INSTRUCTIONS FOR THE TASK
Pictures within the data are to be left out; everything else must be reproduced exactly.

RECORD EXTRACTS
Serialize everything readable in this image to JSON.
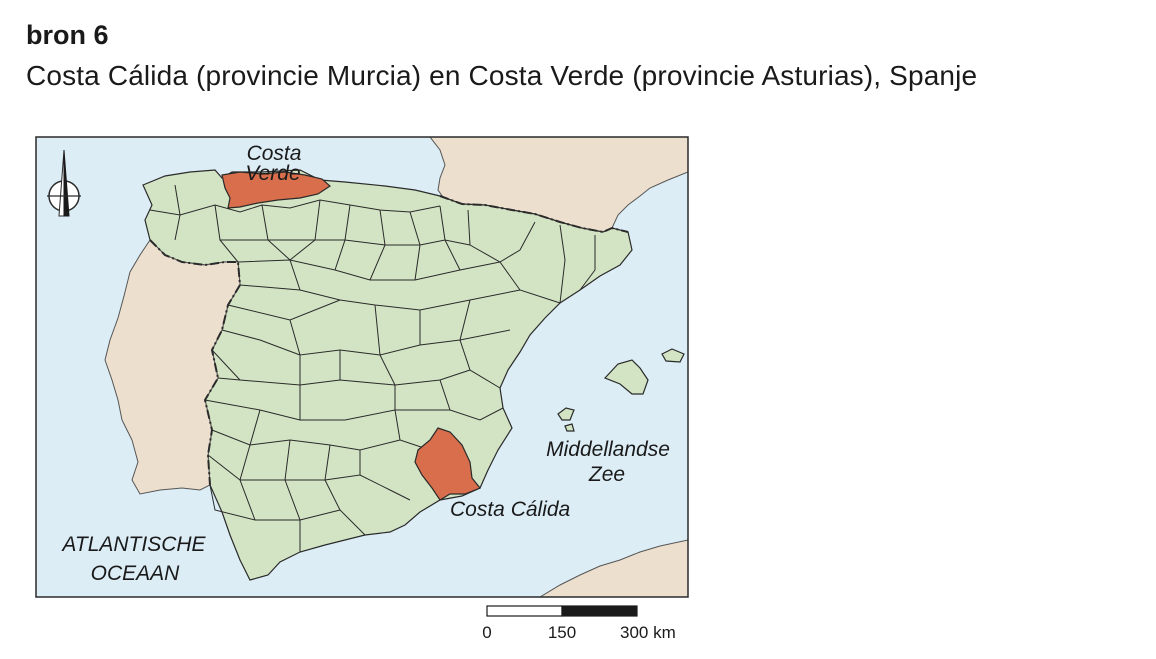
{
  "source": {
    "heading": "bron 6",
    "subtitle": "Costa Cálida (provincie Murcia) en Costa Verde (provincie Asturias), Spanje"
  },
  "map": {
    "labels": {
      "costa_verde_line1": "Costa",
      "costa_verde_line2": "Verde",
      "costa_calida": "Costa Cálida",
      "sea_line1": "Middellandse",
      "sea_line2": "Zee",
      "ocean_line1": "ATLANTISCHE",
      "ocean_line2": "OCEAAN"
    },
    "north_arrow_icon": "north-arrow-icon",
    "colors": {
      "sea": "#dcedf6",
      "neighbouring_land": "#ecdfce",
      "spain": "#d3e4c4",
      "highlight": "#d86e4b",
      "border": "#2a2a2a"
    }
  },
  "scale_bar": {
    "tick_0": "0",
    "tick_150": "150",
    "tick_300": "300 km"
  }
}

TASK ANSWER
Serialize everything readable in this image to JSON.
{
  "source": {
    "heading": "bron 6",
    "subtitle": "Costa Cálida (provincie Murcia) en Costa Verde (provincie Asturias), Spanje"
  },
  "map": {
    "labels": {
      "costa_verde_line1": "Costa",
      "costa_verde_line2": "Verde",
      "costa_calida": "Costa Cálida",
      "sea_line1": "Middellandse",
      "sea_line2": "Zee",
      "ocean_line1": "ATLANTISCHE",
      "ocean_line2": "OCEAAN"
    },
    "north_arrow_icon": "north-arrow-icon",
    "colors": {
      "sea": "#dcedf6",
      "neighbouring_land": "#ecdfce",
      "spain": "#d3e4c4",
      "highlight": "#d86e4b",
      "border": "#2a2a2a"
    }
  },
  "scale_bar": {
    "tick_0": "0",
    "tick_150": "150",
    "tick_300": "300 km"
  }
}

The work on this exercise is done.